- **WORK TO BE COMPLETED**
Repeat only what lies from the line with "Parse this screenshot: output" to the line with "Extract the structured", those two lines included, exactly as it stands; omit any images.

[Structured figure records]
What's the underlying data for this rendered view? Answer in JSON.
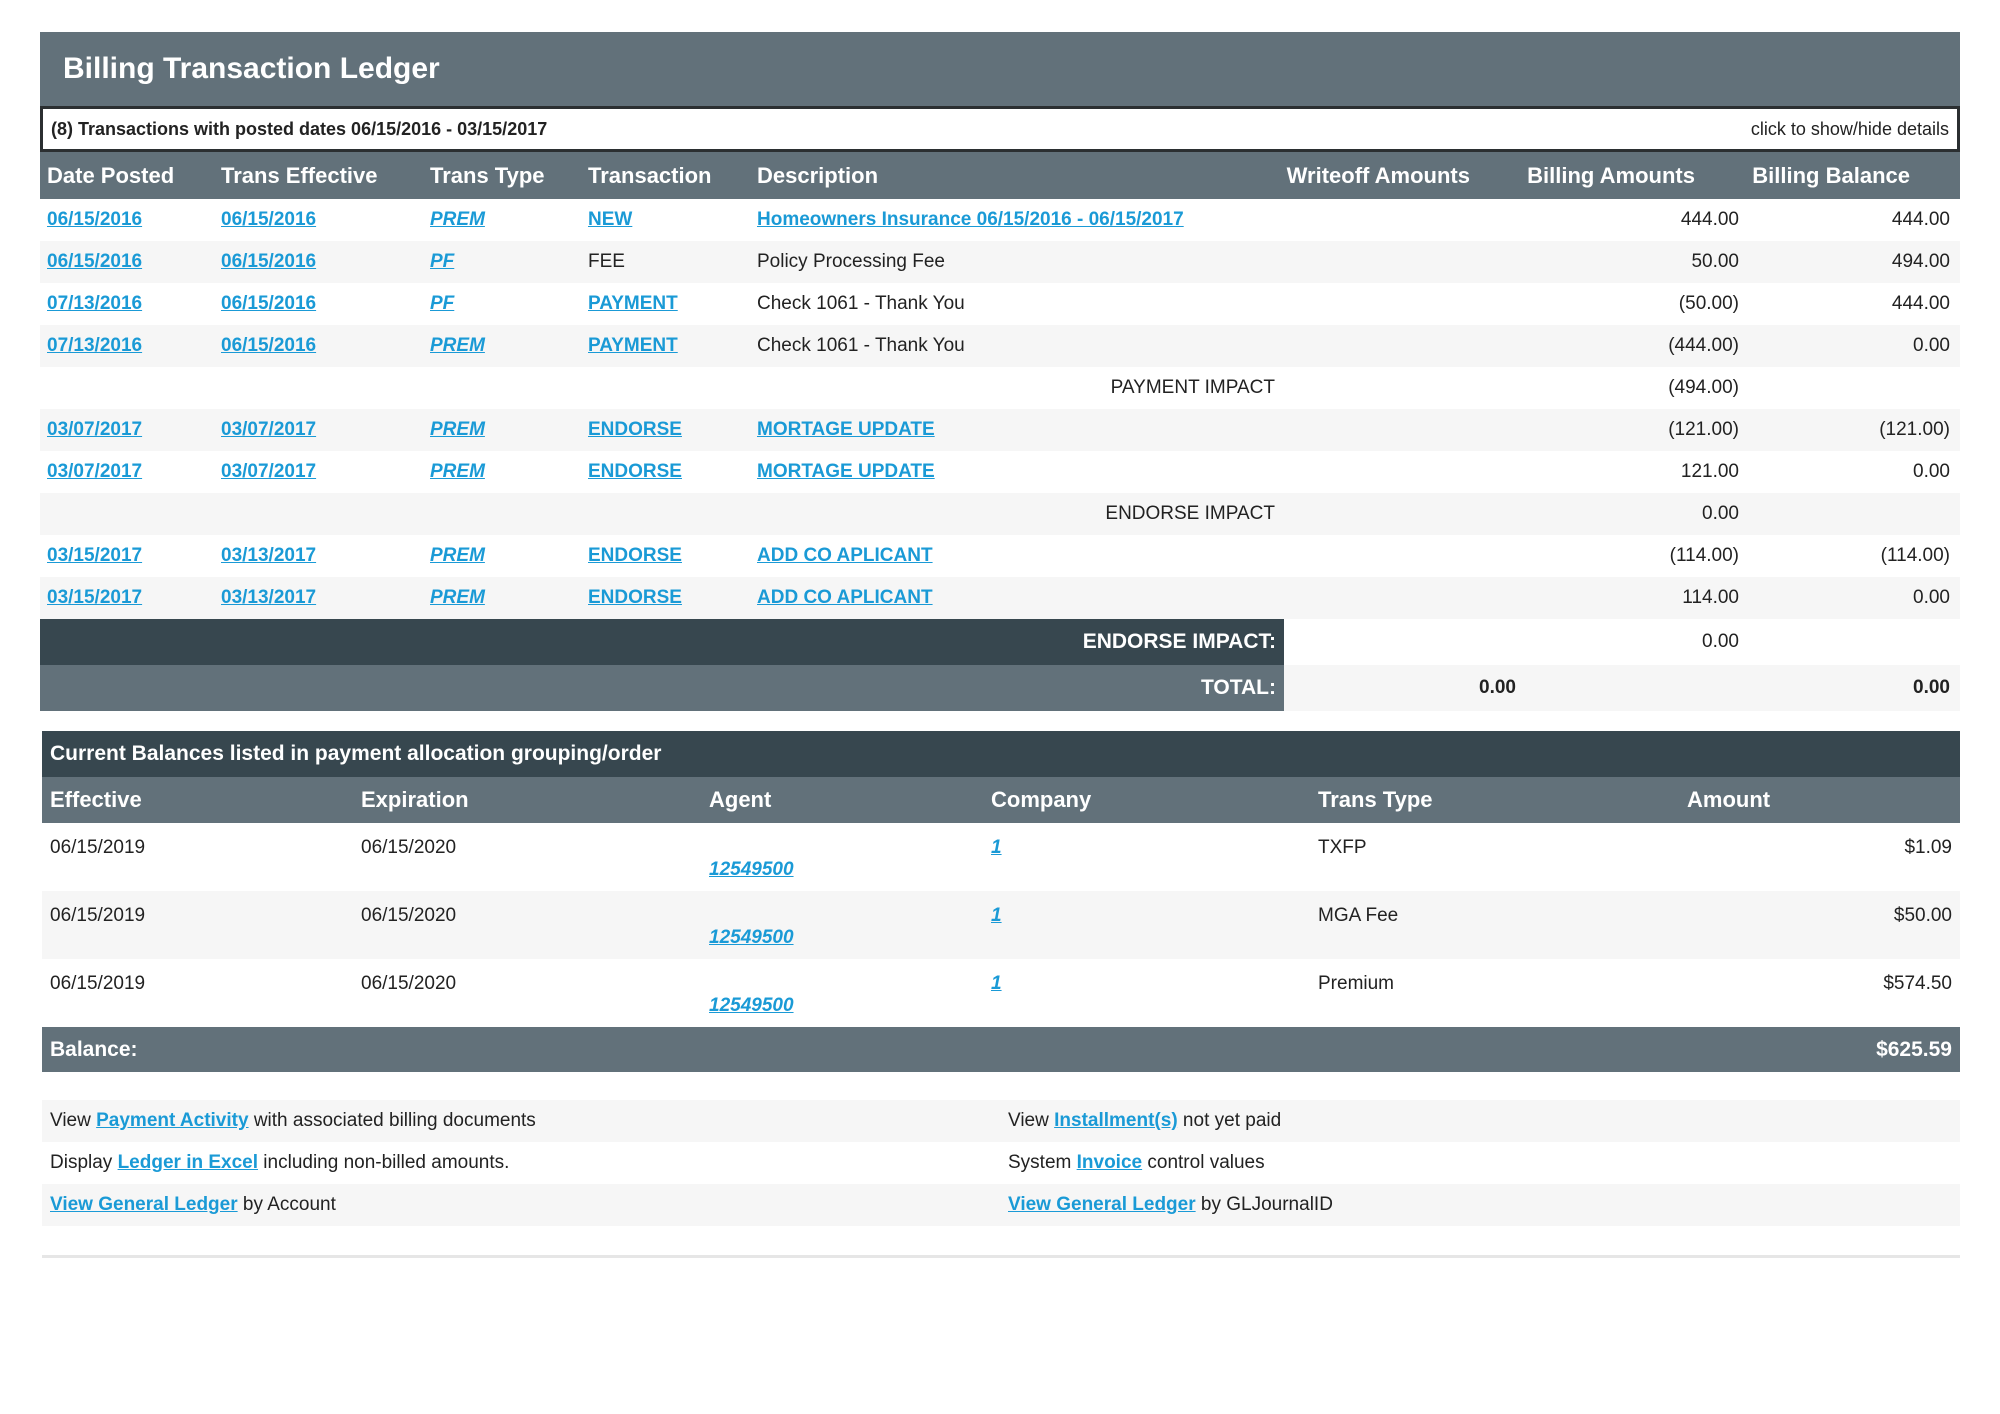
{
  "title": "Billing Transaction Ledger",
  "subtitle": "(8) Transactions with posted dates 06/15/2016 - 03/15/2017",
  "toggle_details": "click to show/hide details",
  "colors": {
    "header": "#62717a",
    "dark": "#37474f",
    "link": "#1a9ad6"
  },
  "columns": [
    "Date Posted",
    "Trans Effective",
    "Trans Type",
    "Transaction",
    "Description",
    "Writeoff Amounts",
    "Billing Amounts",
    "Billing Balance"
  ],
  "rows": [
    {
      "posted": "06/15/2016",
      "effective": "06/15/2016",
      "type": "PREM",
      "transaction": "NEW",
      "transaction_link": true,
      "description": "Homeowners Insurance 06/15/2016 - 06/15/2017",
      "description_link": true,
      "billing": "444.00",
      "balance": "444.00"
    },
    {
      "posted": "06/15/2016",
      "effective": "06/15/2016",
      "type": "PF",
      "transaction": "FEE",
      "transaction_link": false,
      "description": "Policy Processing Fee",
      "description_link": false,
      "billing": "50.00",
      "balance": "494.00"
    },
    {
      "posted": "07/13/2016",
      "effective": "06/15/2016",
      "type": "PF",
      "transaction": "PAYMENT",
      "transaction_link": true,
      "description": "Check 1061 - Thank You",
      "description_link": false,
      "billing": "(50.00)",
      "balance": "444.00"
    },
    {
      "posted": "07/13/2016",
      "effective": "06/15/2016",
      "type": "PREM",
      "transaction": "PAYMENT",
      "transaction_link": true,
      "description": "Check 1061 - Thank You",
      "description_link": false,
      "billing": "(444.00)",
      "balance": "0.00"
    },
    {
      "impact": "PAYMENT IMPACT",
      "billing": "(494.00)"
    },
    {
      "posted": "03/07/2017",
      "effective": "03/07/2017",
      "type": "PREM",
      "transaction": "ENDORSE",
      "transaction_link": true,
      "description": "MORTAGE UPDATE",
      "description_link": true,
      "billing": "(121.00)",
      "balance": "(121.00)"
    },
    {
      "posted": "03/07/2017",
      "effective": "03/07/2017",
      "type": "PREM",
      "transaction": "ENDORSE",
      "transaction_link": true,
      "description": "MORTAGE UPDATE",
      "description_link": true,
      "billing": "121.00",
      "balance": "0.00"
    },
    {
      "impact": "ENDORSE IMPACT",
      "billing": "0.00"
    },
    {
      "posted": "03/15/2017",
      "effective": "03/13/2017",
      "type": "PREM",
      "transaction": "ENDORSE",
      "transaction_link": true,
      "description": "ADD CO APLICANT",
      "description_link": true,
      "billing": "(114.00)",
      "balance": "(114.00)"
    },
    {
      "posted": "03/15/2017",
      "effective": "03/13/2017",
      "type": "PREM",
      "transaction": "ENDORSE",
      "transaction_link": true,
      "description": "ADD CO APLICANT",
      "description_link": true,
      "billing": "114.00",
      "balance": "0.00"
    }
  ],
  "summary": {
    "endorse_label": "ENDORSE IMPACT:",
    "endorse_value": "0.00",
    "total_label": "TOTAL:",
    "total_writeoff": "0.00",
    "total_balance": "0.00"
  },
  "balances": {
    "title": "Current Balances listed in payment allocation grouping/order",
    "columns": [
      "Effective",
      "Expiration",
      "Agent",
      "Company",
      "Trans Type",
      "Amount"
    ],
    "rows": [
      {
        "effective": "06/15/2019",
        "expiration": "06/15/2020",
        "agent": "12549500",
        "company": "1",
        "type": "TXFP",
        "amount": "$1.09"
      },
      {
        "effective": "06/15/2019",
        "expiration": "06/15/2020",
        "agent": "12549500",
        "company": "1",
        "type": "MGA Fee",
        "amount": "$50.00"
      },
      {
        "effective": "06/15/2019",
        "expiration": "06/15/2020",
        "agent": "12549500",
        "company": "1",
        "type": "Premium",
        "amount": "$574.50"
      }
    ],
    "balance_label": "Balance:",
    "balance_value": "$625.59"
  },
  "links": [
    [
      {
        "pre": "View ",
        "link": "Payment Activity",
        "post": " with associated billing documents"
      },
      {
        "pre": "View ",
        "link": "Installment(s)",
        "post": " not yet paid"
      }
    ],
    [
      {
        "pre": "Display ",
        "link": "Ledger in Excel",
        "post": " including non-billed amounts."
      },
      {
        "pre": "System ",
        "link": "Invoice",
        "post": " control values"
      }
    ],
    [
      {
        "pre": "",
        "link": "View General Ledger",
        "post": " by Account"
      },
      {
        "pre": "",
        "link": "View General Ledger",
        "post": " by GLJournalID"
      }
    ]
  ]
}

...

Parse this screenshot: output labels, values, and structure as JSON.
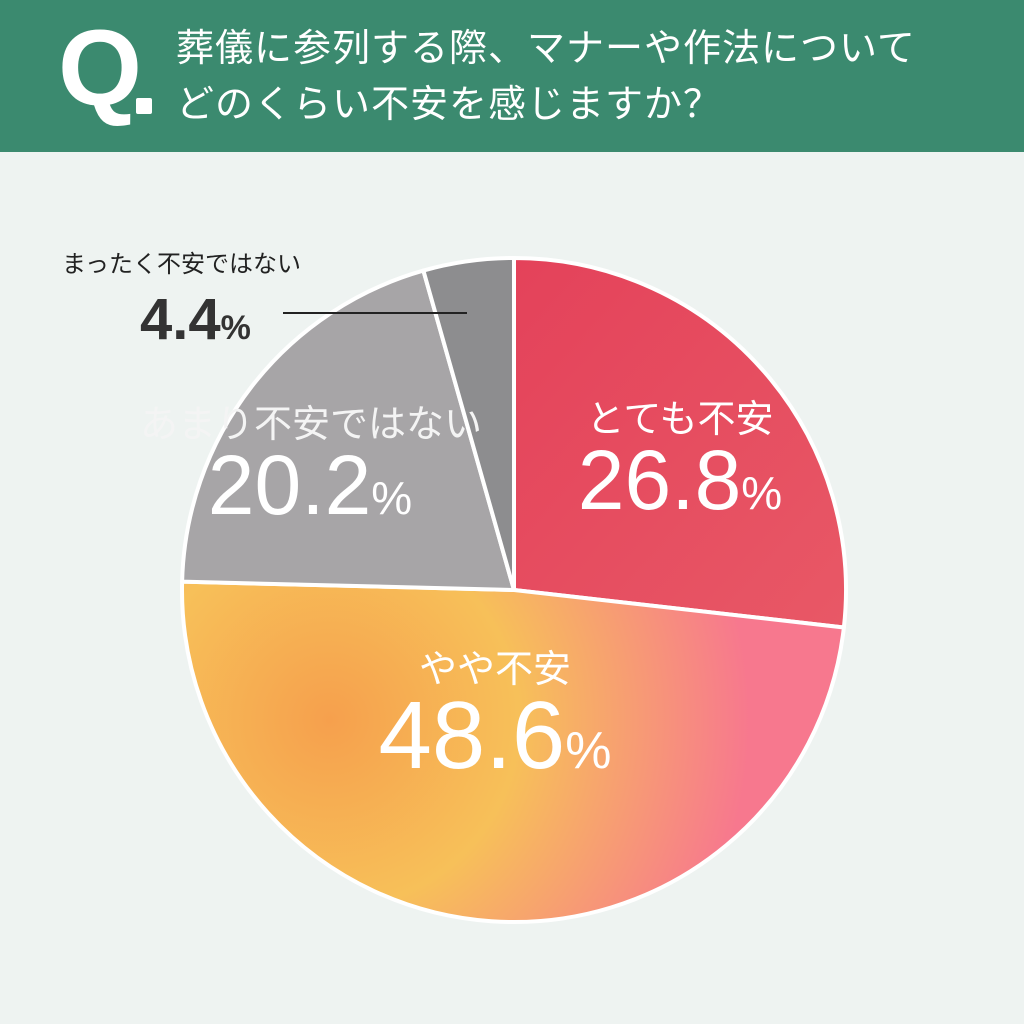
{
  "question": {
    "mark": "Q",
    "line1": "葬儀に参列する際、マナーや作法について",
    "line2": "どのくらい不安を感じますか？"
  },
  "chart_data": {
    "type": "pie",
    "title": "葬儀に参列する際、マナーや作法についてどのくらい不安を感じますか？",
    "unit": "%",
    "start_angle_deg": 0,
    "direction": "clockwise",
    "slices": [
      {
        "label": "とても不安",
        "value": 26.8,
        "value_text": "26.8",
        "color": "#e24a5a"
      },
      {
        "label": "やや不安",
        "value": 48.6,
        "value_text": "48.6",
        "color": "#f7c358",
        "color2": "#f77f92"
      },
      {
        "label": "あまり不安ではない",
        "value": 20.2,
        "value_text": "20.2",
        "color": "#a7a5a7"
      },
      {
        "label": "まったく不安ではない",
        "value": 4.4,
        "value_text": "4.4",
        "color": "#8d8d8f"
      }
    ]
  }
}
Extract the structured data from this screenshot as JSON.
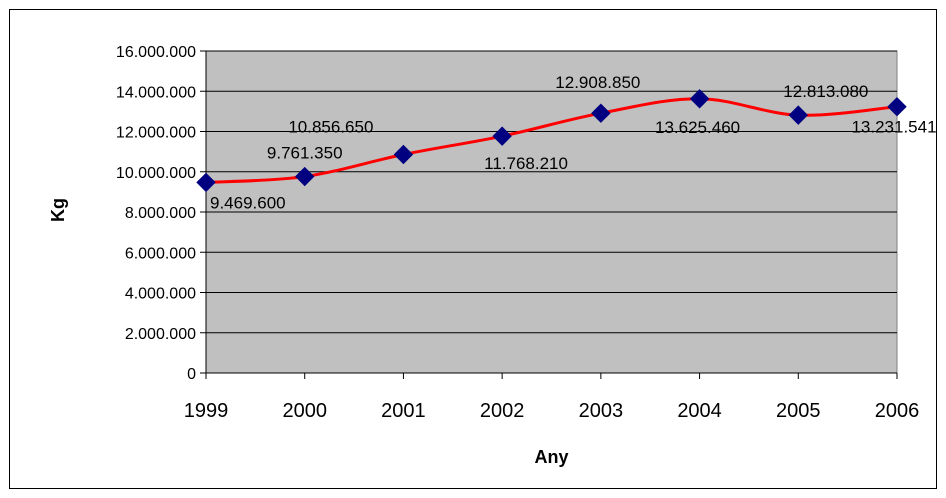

--

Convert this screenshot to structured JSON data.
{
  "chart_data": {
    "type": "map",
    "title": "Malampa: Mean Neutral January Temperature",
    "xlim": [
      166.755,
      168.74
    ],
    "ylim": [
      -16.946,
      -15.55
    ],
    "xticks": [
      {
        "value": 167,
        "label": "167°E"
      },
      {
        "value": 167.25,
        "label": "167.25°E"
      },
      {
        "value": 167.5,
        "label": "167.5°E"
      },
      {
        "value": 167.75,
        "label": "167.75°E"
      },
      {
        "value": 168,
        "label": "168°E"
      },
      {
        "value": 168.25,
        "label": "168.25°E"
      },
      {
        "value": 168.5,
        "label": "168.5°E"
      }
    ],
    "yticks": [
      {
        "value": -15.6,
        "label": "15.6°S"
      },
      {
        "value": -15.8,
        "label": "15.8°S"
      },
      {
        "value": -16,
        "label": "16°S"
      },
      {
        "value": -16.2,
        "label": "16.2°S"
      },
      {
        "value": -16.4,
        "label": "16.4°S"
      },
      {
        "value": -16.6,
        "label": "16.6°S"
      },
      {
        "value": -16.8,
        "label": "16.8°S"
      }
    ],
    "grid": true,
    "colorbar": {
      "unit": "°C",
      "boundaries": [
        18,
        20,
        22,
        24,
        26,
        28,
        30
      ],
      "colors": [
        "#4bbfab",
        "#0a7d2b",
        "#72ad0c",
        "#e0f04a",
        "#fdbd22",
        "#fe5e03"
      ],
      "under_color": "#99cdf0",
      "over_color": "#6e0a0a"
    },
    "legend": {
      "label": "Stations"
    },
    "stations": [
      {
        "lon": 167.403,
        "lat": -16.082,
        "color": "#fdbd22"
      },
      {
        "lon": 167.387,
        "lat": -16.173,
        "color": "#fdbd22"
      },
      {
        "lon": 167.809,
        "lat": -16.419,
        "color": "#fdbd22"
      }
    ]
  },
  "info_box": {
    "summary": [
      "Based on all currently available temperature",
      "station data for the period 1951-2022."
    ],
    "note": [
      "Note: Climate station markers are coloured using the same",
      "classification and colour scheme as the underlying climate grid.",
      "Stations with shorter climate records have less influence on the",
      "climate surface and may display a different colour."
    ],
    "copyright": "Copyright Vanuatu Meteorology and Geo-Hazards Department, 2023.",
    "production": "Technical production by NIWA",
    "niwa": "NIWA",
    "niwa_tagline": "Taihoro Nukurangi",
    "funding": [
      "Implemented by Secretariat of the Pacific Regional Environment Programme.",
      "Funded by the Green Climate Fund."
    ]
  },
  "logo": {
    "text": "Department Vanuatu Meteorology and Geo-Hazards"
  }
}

- **OUTPUT OF THE EXERCISE**
Parse this screenshot: output labels, values, and structure as JSON.
{
  "question": {
    "mark": "Q",
    "line1": "葬儀に参列する際、マナーや作法について",
    "line2": "どのくらい不安を感じますか？"
  },
  "chart_data": {
    "type": "pie",
    "title": "葬儀に参列する際、マナーや作法についてどのくらい不安を感じますか？",
    "unit": "%",
    "start_angle_deg": 0,
    "direction": "clockwise",
    "slices": [
      {
        "label": "とても不安",
        "value": 26.8,
        "value_text": "26.8",
        "color": "#e24a5a"
      },
      {
        "label": "やや不安",
        "value": 48.6,
        "value_text": "48.6",
        "color": "#f7c358",
        "color2": "#f77f92"
      },
      {
        "label": "あまり不安ではない",
        "value": 20.2,
        "value_text": "20.2",
        "color": "#a7a5a7"
      },
      {
        "label": "まったく不安ではない",
        "value": 4.4,
        "value_text": "4.4",
        "color": "#8d8d8f"
      }
    ]
  }
}
Extract the structured data from this screenshot as JSON.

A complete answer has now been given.